Listed records start

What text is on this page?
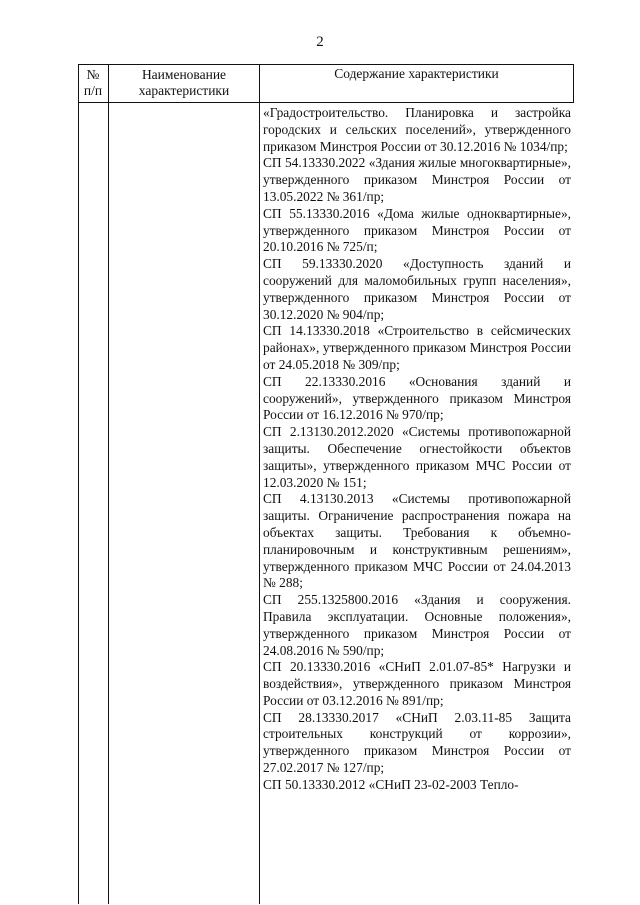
2
№
п/п
Наименование
характеристики
Содержание характеристики

«Градостроительство. Планировка и застройка городских и сельских поселений», утвержденного приказом Минстроя России от 30.12.2016 № 1034/пр;

СП 54.13330.2022 «Здания жилые многоквартирные», утвержденного приказом Минстроя России от 13.05.2022 № 361/пр;

СП 55.13330.2016 «Дома жилые одноквартирные», утвержденного приказом Минстроя России от 20.10.2016 № 725/п;

СП 59.13330.2020 «Доступность зданий и сооружений для маломобильных групп населения», утвержденного приказом Минстроя России от 30.12.2020 № 904/пр;

СП 14.13330.2018 «Строительство в сейсмических районах», утвержденного приказом Минстроя России от 24.05.2018 № 309/пр;

СП 22.13330.2016 «Основания зданий и сооружений», утвержденного приказом Минстроя России от 16.12.2016 № 970/пр;

СП 2.13130.2012.2020 «Системы противопожарной защиты. Обеспечение огнестойкости объектов защиты», утвержденного приказом МЧС России от 12.03.2020 № 151;

СП 4.13130.2013 «Системы противопожарной защиты. Ограничение распространения пожара на объектах защиты. Требования к объемно-планировочным и конструктивным решениям», утвержденного приказом МЧС России от 24.04.2013 № 288;

СП 255.1325800.2016 «Здания и сооружения. Правила эксплуатации. Основные положения», утвержденного приказом Минстроя России от 24.08.2016 № 590/пр;

СП 20.13330.2016 «СНиП 2.01.07-85* Нагрузки и воздействия», утвержденного приказом Минстроя России от 03.12.2016 № 891/пр;

СП 28.13330.2017 «СНиП 2.03.11-85 Защита строительных конструкций от коррозии», утвержденного приказом Минстроя России от 27.02.2017 № 127/пр;

СП 50.13330.2012 «СНиП 23-02-2003 Тепло-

Listed records end

The records above should be reproduced exactly, with no pictures included.

Result below -
What text is on this page?
2
№
п/п
Наименование
характеристики
Содержание характеристики

«Градостроительство. Планировка и застройка городских и сельских поселений», утвержденного приказом Минстроя России от 30.12.2016 № 1034/пр;

СП 54.13330.2022 «Здания жилые многоквартирные», утвержденного приказом Минстроя России от 13.05.2022 № 361/пр;

СП 55.13330.2016 «Дома жилые одноквартирные», утвержденного приказом Минстроя России от 20.10.2016 № 725/п;

СП 59.13330.2020 «Доступность зданий и сооружений для маломобильных групп населения», утвержденного приказом Минстроя России от 30.12.2020 № 904/пр;

СП 14.13330.2018 «Строительство в сейсмических районах», утвержденного приказом Минстроя России от 24.05.2018 № 309/пр;

СП 22.13330.2016 «Основания зданий и сооружений», утвержденного приказом Минстроя России от 16.12.2016 № 970/пр;

СП 2.13130.2012.2020 «Системы противопожарной защиты. Обеспечение огнестойкости объектов защиты», утвержденного приказом МЧС России от 12.03.2020 № 151;

СП 4.13130.2013 «Системы противопожарной защиты. Ограничение распространения пожара на объектах защиты. Требования к объемно-планировочным и конструктивным решениям», утвержденного приказом МЧС России от 24.04.2013 № 288;

СП 255.1325800.2016 «Здания и сооружения. Правила эксплуатации. Основные положения», утвержденного приказом Минстроя России от 24.08.2016 № 590/пр;

СП 20.13330.2016 «СНиП 2.01.07-85* Нагрузки и воздействия», утвержденного приказом Минстроя России от 03.12.2016 № 891/пр;

СП 28.13330.2017 «СНиП 2.03.11-85 Защита строительных конструкций от коррозии», утвержденного приказом Минстроя России от 27.02.2017 № 127/пр;

СП 50.13330.2012 «СНиП 23-02-2003 Тепло-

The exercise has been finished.